▶ [Data supplied]:
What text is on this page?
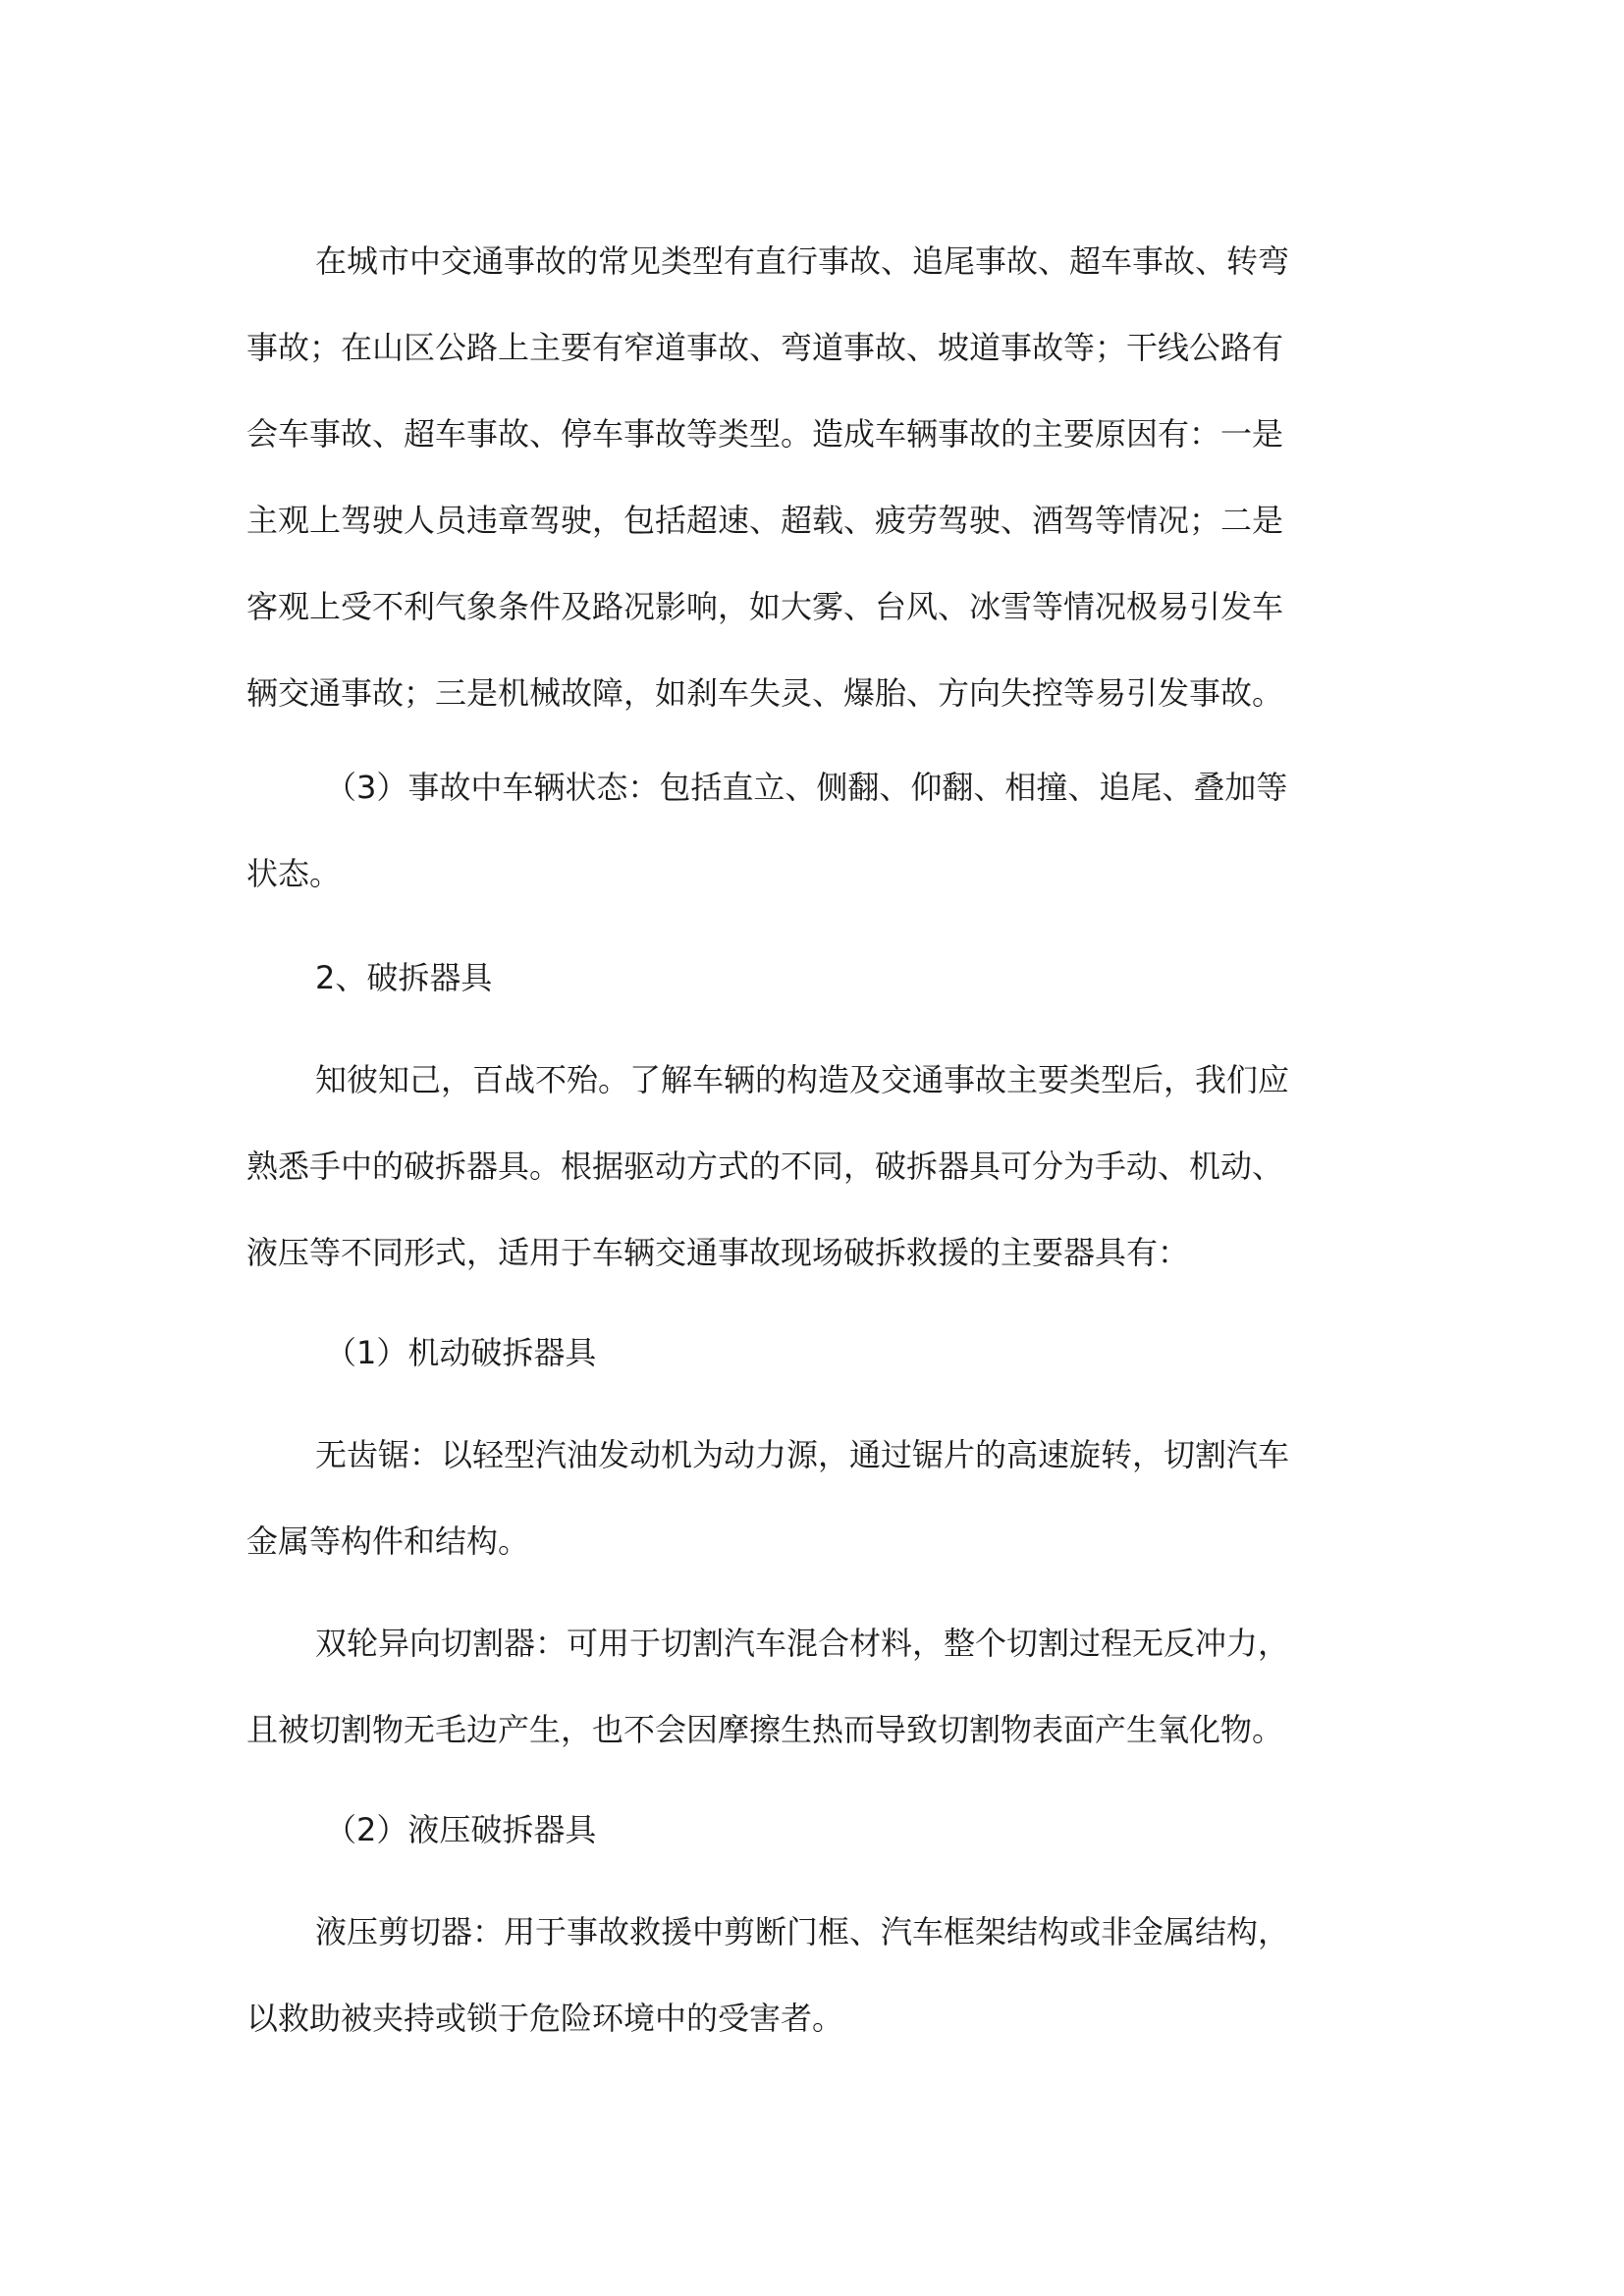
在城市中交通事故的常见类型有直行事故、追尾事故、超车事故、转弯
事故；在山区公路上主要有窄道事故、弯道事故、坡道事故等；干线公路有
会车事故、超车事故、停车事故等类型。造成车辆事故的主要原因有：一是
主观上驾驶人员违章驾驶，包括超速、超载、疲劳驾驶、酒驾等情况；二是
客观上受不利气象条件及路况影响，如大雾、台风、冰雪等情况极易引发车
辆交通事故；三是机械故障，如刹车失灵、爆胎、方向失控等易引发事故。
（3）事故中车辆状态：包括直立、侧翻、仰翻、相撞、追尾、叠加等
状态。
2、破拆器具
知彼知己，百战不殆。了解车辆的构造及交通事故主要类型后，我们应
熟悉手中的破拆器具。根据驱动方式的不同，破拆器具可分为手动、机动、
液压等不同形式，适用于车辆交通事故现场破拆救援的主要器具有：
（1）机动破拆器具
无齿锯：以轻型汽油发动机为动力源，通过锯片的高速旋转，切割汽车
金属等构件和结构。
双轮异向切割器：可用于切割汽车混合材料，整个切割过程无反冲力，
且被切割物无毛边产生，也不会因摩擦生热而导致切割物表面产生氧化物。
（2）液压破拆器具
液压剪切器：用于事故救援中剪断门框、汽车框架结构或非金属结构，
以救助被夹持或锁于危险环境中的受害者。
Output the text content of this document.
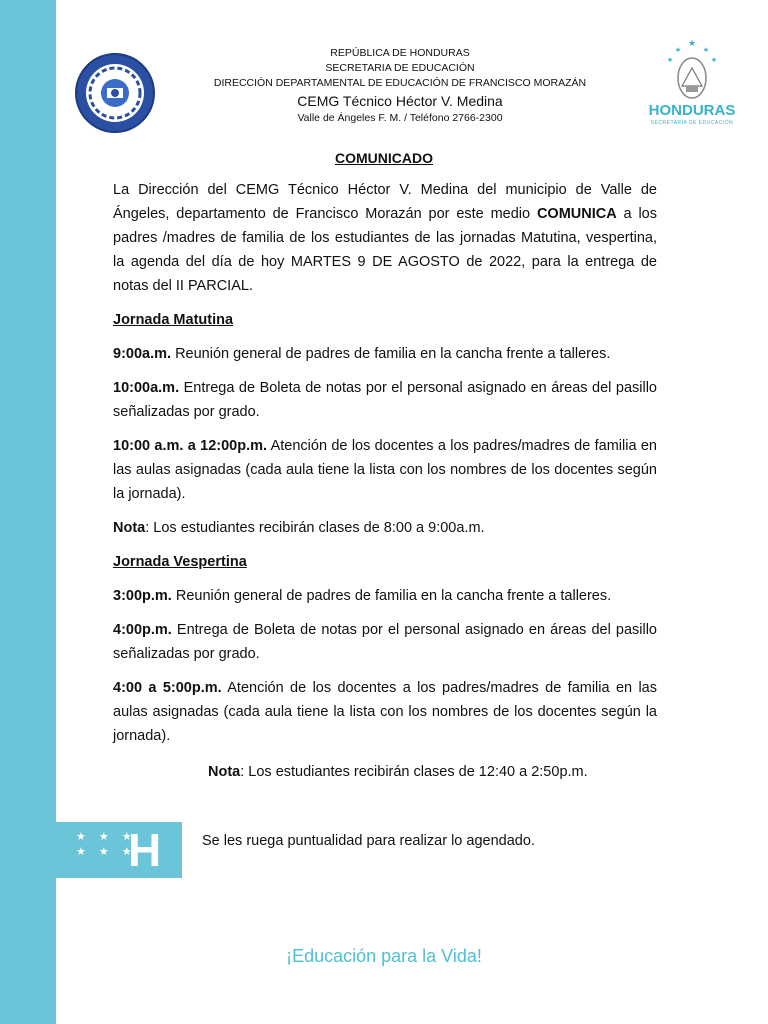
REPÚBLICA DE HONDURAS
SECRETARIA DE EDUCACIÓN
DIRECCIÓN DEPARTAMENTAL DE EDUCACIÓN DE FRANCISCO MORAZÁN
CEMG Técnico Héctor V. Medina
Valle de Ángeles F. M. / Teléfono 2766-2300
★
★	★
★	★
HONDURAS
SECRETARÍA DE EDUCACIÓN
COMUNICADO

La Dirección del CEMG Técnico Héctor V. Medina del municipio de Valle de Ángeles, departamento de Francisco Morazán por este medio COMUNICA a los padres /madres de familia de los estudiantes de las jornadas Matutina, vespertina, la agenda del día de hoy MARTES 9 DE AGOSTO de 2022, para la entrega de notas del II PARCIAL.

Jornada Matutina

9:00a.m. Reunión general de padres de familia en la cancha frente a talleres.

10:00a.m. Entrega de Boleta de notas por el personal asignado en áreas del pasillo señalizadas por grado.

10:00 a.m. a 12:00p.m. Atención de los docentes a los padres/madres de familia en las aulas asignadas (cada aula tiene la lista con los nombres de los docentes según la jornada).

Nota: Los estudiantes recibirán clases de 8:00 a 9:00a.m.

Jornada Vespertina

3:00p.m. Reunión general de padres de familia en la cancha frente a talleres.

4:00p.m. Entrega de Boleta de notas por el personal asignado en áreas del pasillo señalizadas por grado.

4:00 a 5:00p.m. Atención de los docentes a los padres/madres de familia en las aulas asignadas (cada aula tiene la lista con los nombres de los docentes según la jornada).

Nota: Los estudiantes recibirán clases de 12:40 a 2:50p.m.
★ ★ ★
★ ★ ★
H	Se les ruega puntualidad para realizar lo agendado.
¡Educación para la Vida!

▶ [What to produce]:
Take every line from the records above that has the word "señalizadas" and copy it.

▶ [Exercise output]:
10:00a.m. Entrega de Boleta de notas por el personal asignado en áreas del pasillo señalizadas por grado.
4:00p.m. Entrega de Boleta de notas por el personal asignado en áreas del pasillo señalizadas por grado.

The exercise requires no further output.